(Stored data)
========================================================================
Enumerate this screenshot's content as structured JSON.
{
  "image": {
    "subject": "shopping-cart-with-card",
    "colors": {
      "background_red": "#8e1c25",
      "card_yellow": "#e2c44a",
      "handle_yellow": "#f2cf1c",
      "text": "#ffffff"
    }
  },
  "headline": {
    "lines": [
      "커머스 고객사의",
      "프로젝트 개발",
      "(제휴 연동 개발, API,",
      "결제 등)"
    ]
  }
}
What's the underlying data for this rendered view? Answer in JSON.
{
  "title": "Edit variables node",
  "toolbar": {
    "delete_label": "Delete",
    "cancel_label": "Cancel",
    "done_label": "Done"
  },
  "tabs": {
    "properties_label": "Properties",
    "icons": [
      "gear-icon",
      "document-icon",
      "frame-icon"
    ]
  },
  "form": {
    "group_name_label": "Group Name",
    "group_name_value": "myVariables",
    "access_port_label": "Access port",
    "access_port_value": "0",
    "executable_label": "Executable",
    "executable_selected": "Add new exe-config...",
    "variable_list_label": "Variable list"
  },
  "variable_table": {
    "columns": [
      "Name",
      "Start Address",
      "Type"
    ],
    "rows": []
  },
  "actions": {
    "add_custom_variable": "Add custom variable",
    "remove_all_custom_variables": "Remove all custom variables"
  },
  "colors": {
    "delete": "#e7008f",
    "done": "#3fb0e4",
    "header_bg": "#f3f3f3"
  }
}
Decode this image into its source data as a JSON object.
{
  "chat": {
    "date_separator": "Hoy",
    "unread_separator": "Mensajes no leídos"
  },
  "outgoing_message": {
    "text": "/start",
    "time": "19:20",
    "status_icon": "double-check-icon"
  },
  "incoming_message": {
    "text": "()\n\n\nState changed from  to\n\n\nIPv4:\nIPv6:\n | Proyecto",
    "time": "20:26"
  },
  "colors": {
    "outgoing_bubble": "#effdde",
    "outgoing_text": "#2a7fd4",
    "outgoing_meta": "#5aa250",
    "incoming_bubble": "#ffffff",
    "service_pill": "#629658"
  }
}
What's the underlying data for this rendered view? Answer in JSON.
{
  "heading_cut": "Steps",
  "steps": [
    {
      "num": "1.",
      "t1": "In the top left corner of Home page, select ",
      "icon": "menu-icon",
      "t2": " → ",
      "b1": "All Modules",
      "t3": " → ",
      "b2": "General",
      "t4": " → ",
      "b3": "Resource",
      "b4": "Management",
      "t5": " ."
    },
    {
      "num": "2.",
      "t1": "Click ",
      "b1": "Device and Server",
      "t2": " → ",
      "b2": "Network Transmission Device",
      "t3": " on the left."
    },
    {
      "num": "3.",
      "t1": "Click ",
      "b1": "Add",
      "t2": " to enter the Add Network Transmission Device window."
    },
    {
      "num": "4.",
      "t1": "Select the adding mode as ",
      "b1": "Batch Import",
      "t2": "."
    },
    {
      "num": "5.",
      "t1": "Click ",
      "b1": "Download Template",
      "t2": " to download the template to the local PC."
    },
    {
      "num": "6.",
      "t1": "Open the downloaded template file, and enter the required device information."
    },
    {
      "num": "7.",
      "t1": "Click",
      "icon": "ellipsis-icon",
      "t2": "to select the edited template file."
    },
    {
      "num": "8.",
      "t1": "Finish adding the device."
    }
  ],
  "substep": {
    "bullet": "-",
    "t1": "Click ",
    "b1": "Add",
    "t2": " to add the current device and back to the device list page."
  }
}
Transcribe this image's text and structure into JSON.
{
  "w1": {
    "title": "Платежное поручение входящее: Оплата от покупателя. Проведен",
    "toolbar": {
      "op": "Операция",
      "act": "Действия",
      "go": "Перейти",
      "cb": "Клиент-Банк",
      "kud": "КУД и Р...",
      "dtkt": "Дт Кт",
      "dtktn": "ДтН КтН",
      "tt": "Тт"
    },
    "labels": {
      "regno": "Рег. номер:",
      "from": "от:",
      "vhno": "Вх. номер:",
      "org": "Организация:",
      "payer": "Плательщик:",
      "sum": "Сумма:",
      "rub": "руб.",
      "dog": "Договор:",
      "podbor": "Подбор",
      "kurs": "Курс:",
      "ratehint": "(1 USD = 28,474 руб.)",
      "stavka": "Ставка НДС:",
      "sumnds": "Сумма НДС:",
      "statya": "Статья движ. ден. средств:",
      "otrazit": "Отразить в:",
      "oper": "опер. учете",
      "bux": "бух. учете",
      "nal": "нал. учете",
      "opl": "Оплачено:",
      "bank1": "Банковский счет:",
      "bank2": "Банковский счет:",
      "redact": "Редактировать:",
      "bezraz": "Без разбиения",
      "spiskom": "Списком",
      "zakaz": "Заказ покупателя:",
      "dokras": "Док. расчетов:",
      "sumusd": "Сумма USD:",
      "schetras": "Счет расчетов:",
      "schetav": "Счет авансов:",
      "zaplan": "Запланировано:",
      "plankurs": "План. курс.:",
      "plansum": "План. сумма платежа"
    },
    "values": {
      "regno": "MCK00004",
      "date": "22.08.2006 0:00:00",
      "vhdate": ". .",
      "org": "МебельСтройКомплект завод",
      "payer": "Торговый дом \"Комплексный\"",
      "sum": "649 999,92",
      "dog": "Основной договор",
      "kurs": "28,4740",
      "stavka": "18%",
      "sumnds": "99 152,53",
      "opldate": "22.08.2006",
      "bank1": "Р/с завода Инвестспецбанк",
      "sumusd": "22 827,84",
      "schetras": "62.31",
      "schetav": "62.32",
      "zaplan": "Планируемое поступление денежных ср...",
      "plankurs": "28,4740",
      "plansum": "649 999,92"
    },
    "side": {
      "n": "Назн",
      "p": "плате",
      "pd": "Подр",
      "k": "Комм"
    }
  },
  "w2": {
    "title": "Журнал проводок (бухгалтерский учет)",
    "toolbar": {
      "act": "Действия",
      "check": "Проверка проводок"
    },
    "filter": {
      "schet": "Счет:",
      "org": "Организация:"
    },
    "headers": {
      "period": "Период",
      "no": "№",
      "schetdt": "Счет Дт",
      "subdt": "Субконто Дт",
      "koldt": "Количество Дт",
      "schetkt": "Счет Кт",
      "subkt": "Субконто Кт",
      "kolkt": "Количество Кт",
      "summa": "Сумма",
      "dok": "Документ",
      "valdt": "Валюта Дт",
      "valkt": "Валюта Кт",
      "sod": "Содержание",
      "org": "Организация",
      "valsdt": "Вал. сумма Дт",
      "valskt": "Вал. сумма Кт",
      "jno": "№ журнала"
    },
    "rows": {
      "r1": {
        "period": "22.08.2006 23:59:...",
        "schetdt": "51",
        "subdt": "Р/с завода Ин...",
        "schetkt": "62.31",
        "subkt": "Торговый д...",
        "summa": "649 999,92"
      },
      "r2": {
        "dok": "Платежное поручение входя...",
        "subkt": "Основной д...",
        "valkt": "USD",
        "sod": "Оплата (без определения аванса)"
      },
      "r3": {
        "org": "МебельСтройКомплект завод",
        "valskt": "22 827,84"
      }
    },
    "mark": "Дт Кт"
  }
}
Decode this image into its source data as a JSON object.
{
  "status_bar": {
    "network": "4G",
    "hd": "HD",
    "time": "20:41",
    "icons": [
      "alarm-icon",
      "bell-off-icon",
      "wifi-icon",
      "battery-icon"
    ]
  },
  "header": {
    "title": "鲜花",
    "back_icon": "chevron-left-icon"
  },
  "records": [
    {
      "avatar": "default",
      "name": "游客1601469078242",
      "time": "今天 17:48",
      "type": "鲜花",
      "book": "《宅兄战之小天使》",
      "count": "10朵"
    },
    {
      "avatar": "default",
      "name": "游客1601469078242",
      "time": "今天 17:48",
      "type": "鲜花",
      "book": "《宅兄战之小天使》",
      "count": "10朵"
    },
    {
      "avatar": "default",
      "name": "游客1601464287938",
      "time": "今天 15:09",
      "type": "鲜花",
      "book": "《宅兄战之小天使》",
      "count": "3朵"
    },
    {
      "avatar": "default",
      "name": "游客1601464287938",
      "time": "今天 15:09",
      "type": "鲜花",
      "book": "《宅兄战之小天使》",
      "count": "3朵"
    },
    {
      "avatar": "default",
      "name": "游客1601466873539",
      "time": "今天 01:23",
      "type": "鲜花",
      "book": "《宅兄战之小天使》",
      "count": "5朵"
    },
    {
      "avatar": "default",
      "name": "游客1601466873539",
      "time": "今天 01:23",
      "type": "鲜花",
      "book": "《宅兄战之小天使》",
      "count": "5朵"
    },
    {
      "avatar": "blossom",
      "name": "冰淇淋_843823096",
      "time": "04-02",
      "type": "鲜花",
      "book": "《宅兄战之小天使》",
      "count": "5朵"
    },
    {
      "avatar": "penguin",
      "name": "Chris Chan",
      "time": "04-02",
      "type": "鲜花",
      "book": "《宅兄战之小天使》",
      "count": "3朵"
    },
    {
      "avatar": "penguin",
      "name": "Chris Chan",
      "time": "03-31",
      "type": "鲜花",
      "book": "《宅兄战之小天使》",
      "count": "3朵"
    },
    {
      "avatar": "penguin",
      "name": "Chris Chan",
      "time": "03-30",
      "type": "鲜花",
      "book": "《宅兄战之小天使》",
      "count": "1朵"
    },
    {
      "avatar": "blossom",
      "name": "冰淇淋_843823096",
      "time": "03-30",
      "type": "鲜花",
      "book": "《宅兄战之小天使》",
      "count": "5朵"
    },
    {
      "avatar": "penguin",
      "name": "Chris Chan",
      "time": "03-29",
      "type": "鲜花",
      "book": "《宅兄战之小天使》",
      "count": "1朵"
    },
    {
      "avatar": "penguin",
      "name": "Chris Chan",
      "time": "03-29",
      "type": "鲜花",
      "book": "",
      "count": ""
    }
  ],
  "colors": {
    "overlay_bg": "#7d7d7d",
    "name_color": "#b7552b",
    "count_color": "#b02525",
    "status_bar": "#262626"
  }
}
========================================================================
● **REQUIREMENTS**:
List every line above containing the word "zaplan".

● **THE REPLY**:
      "zaplan": "Запланировано:",
      "zaplan": "Планируемое поступление денежных ср...",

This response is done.